Gando bawal (mad tree, literally), as juliflora is called in the region, has spread far. “Earlier, grass here was so tall that a man on horseback would be hidden from view. But this tree has destroyed everything,” said Nabib Bhai of Navi Sargu. Nothing grows under it and buffaloes develop ulcer and lock jaw after eating its pods, he added. “The forest department does not let us cut it because it shows a green cover from satellites,” Nabib Bhai said. Grasses have given way to barren land as 65 dams built on rivers around Banni have stopped water from reaching the area.

In Zarapara village, on the other side of Banni, in Mundra taluka, the struggle is of a different kind. The sarpanch here sold nearly 650 hectares (ha) of common grazing (gauchar) land in the village to Mundra Port and SEZ. “The sarpanch told the collector there are hardly any cattle in the village. But that is not true; there are 8,773 heads,” said Valjibhai M Tapariya, BJP leader from Mundra. The Zarapara gram panchayat has filed a case in the high court.

Document understanding data:

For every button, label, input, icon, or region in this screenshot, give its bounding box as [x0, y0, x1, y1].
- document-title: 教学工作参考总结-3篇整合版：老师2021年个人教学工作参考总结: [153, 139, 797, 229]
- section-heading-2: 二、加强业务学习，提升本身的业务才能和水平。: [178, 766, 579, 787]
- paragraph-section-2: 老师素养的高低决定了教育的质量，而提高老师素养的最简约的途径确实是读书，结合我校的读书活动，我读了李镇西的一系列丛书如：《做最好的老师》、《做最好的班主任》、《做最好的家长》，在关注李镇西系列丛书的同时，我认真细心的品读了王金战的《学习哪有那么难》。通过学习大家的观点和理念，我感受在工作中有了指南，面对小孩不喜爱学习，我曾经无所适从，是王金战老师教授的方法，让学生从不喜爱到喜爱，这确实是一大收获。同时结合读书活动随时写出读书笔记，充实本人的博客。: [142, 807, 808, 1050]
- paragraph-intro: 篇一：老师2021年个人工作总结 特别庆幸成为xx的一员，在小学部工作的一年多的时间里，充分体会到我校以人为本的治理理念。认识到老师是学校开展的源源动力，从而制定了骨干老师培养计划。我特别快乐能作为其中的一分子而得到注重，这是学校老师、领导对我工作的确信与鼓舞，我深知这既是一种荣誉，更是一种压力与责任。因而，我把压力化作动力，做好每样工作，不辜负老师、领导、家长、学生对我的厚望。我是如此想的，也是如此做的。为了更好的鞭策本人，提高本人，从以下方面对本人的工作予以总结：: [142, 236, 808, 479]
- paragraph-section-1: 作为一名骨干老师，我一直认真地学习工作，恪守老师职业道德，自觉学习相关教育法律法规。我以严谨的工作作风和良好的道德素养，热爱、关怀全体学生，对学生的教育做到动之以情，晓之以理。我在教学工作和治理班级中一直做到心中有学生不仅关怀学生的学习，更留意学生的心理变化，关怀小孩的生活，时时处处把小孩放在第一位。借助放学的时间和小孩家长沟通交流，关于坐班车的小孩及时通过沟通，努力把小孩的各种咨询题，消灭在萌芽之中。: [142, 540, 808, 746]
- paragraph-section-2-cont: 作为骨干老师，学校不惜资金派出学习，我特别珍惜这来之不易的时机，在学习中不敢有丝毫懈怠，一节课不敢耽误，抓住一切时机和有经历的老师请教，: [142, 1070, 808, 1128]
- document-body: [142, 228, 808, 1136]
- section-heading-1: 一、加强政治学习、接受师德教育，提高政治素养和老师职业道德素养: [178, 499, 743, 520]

§ APPLY WHAT YOU READ:
1) Answer these from the passage on Banni's grasslands:
(a) What is juliflora called in the region?
(b) How many dams have been built on rivers around Banni?
(c) How many heads of cattle does Valjibhai M Tapariya say Zarapara village has?
2) Carry on the passage on Banni's grasslands and the Zarapara grazing land, starting after its last sentence.
The records have nothing to do with any of this.

§ RESPONSES TO THE TASKS:
1)
(a) Gando bawal
(b) 65
(c) 8,773

2)
As per Gujarat government norms, there should be 16 ha grazing land for every 100 livestock heads and 8 ha in a forest area. In 2003 the deficit was about 75 per cent, wrote Charul Bharwada and Vinay Mahajan in a paper titled Quit Transfer of Commons in Economic and Political Weekly (January 28, 2006). “If the more than one million ha wasteland in the state is developed as grazing land, the deficit can be covered to some extent. But this land is being given to industry at throwaway rates,” said Bharwada, architect-planner who has been studying pastoral communities at Sandarbh Studies, non-profit in Ahmedabad.

Soil is regularly being mined from the gauchar in Zarapara to reclaim the sea at the Mundra port. “There are about 700 families who have no land and depend solely on the gauchar. But now, they are moving to other jobs like that of chauffeurs or labour for the company,” said Ashanand Ghadvi, schoolteacher in Zarapara village. Lack of fodder is changing their way of life.

Statement of loss

The cost and benefit of a crossbreed cow according to Hemant Kumar, dairy owner in Alwar

Cost:

  • Fodder (dry+green): Rs 27,375
  • Concentrates: 51,100.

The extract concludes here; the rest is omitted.